__PROBLEM TO WORK ON__
All the data below goes into the copy word for word, but the pictures don't.

'''

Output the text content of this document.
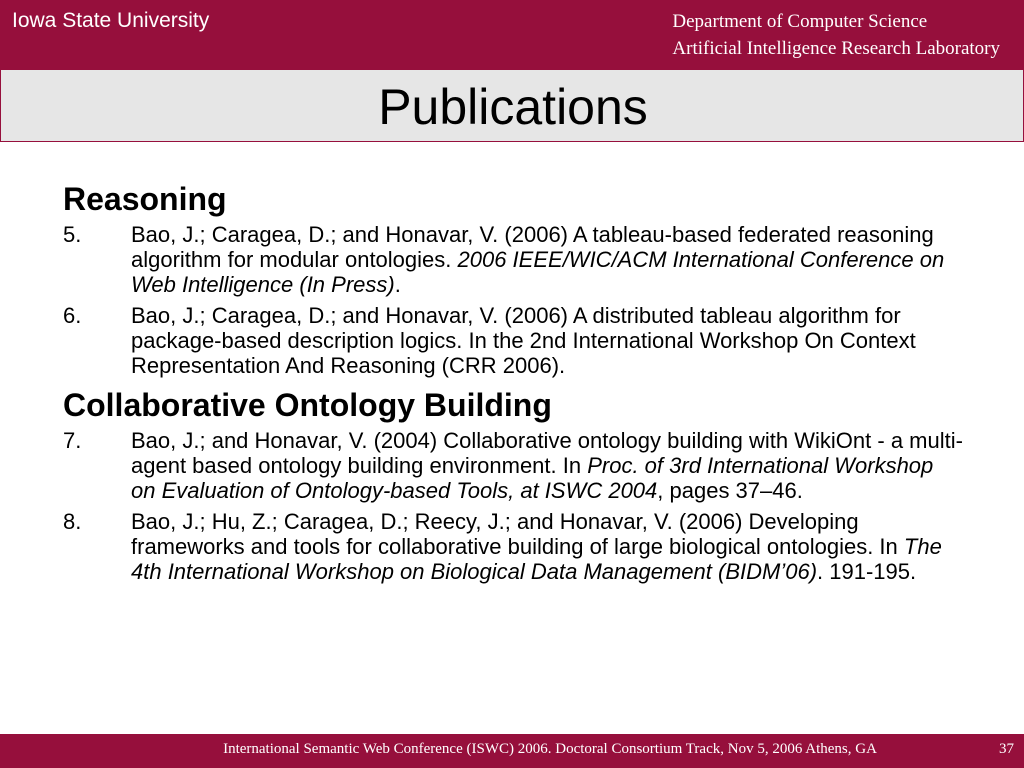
Iowa State University	Department of Computer Science
Artificial Intelligence Research Laboratory
Publications
Reasoning
5.	Bao, J.; Caragea, D.; and Honavar, V. (2006) A tableau-based federated reasoning algorithm for modular ontologies. 2006 IEEE/WIC/ACM International Conference on Web Intelligence (In Press).
6.	Bao, J.; Caragea, D.; and Honavar, V. (2006) A distributed tableau algorithm for package-based description logics. In the 2nd International Workshop On Context Representation And Reasoning (CRR 2006).
Collaborative Ontology Building
7.	Bao, J.; and Honavar, V. (2004) Collaborative ontology building with WikiOnt - a multi-agent based ontology building environment. In Proc. of 3rd International Workshop on Evaluation of Ontology-based Tools, at ISWC 2004, pages 37–46.
8.	Bao, J.; Hu, Z.; Caragea, D.; Reecy, J.; and Honavar, V. (2006) Developing frameworks and tools for collaborative building of large biological ontologies. In The 4th International Workshop on Biological Data Management (BIDM’06). 191-195.
International Semantic Web Conference (ISWC) 2006. Doctoral Consortium Track, Nov 5, 2006 Athens, GA	37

'''

__SOLUTION FOR THIS EXERCISE__
Output the text content of this document.
Iowa State University	Department of Computer Science
Artificial Intelligence Research Laboratory
Publications
Reasoning
5.	Bao, J.; Caragea, D.; and Honavar, V. (2006) A tableau-based federated reasoning algorithm for modular ontologies. 2006 IEEE/WIC/ACM International Conference on Web Intelligence (In Press).
6.	Bao, J.; Caragea, D.; and Honavar, V. (2006) A distributed tableau algorithm for package-based description logics. In the 2nd International Workshop On Context Representation And Reasoning (CRR 2006).
Collaborative Ontology Building
7.	Bao, J.; and Honavar, V. (2004) Collaborative ontology building with WikiOnt - a multi-agent based ontology building environment. In Proc. of 3rd International Workshop on Evaluation of Ontology-based Tools, at ISWC 2004, pages 37–46.
8.	Bao, J.; Hu, Z.; Caragea, D.; Reecy, J.; and Honavar, V. (2006) Developing frameworks and tools for collaborative building of large biological ontologies. In The 4th International Workshop on Biological Data Management (BIDM’06). 191-195.
International Semantic Web Conference (ISWC) 2006. Doctoral Consortium Track, Nov 5, 2006 Athens, GA	37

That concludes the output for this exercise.